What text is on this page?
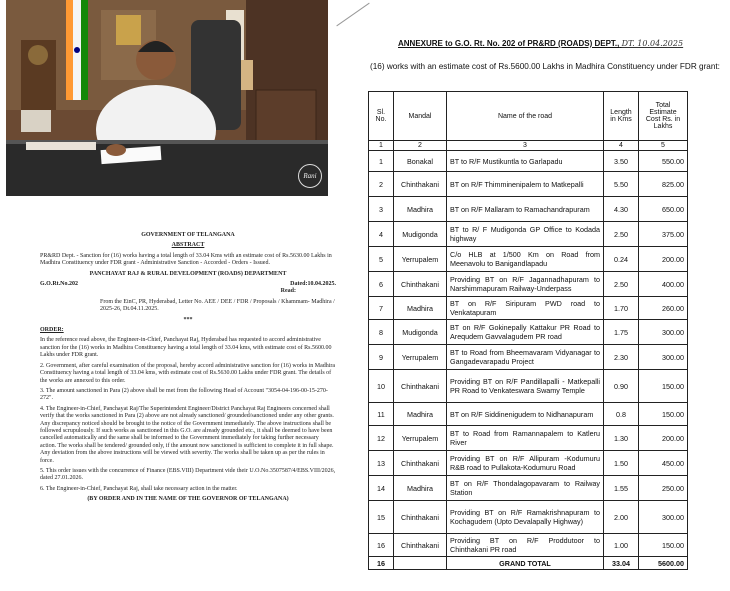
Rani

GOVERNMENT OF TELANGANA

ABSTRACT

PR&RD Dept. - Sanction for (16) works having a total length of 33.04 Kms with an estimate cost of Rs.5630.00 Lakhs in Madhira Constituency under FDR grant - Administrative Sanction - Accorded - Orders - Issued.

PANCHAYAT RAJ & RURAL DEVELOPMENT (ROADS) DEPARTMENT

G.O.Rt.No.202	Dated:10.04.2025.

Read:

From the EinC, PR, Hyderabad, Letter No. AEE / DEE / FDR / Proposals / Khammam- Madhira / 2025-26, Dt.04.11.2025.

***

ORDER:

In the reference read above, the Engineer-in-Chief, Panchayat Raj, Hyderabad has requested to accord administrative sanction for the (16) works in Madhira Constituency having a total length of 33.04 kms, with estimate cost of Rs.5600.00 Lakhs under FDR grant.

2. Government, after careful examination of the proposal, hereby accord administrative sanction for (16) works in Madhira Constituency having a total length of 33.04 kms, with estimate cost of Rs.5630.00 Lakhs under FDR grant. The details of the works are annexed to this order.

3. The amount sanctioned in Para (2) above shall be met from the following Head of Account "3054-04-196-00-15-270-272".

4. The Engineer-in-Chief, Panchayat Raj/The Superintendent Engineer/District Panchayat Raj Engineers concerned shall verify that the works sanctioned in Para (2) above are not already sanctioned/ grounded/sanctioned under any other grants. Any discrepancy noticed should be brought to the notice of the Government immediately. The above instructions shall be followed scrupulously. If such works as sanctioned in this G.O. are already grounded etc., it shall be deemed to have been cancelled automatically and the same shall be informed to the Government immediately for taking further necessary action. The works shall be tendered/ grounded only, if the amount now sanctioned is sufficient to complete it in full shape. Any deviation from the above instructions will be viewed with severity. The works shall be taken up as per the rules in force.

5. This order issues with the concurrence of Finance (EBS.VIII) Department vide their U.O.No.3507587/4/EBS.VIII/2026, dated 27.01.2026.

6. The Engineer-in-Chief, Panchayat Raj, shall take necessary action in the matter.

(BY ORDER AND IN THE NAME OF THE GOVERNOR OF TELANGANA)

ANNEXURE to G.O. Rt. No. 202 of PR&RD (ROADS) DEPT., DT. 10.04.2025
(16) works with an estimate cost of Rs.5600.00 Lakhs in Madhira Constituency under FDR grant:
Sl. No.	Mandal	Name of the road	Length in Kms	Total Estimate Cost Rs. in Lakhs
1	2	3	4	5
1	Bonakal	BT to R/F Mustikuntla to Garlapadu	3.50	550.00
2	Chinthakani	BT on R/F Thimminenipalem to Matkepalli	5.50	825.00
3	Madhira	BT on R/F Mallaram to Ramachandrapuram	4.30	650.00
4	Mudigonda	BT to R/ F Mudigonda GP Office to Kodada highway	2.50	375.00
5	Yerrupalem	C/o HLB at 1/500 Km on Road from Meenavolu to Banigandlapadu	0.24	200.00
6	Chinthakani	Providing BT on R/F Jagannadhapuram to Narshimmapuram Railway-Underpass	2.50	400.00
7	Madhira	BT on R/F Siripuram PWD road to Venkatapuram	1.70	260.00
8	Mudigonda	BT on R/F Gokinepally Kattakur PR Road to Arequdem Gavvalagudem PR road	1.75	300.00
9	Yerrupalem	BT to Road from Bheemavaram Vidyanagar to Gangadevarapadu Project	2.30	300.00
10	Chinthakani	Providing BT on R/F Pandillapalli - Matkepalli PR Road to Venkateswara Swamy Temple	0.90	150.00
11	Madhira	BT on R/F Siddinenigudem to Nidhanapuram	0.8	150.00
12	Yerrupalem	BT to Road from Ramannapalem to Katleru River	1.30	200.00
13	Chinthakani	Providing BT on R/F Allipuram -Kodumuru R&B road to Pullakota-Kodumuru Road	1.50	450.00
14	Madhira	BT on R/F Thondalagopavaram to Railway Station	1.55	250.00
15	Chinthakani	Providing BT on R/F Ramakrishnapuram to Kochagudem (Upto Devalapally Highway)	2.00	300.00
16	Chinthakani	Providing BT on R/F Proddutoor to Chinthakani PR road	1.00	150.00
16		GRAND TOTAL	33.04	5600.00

---

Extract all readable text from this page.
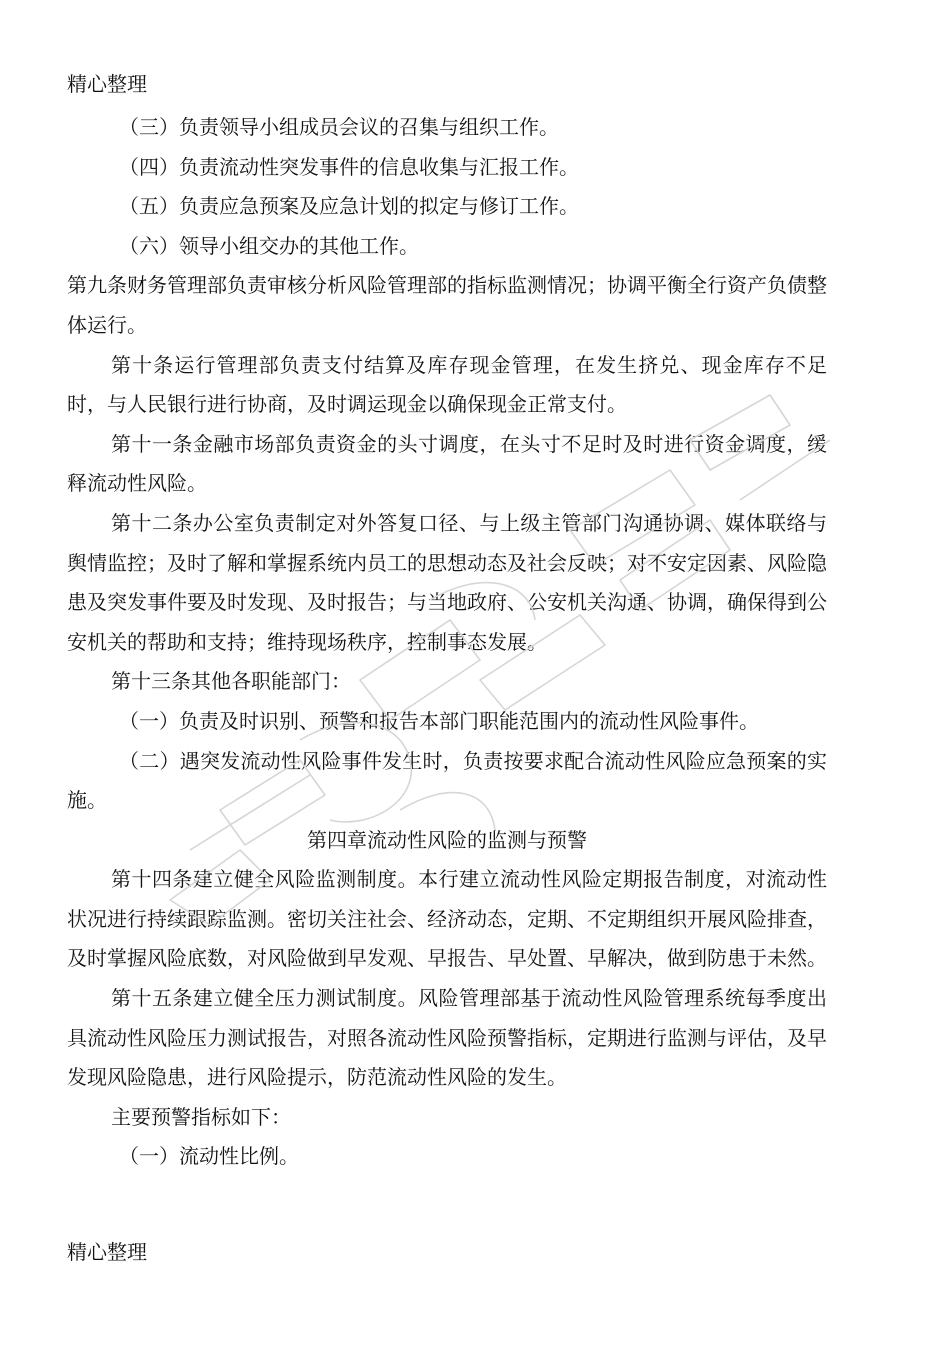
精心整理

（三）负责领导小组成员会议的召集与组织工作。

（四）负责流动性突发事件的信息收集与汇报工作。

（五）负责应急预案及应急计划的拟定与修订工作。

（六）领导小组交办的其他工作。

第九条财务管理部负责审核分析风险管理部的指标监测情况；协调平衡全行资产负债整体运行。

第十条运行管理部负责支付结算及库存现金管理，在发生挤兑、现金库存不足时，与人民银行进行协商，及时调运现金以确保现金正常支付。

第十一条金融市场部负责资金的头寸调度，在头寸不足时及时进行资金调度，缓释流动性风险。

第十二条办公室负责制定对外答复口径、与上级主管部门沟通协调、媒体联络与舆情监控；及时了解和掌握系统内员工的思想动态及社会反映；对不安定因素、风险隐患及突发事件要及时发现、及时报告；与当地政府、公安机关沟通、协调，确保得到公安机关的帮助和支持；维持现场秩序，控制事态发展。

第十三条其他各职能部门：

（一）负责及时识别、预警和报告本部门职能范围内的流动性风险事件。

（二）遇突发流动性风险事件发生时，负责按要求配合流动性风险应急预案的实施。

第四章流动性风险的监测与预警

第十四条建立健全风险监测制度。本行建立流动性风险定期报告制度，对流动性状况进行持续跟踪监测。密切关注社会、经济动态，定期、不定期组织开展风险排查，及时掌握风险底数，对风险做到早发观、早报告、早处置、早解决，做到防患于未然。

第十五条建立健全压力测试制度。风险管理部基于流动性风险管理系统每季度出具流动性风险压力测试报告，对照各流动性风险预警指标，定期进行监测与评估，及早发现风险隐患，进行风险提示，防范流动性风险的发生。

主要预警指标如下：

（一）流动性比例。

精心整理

* _Problem description_
From the listing above, copy every line that holds the string "Mudigonda".

* _Reply_
4	Mudigonda	BT to R/ F Mudigonda GP Office to Kodada highway	2.50	375.00
8	Mudigonda	BT on R/F Gokinepally Kattakur PR Road to Arequdem Gavvalagudem PR road	1.75	300.00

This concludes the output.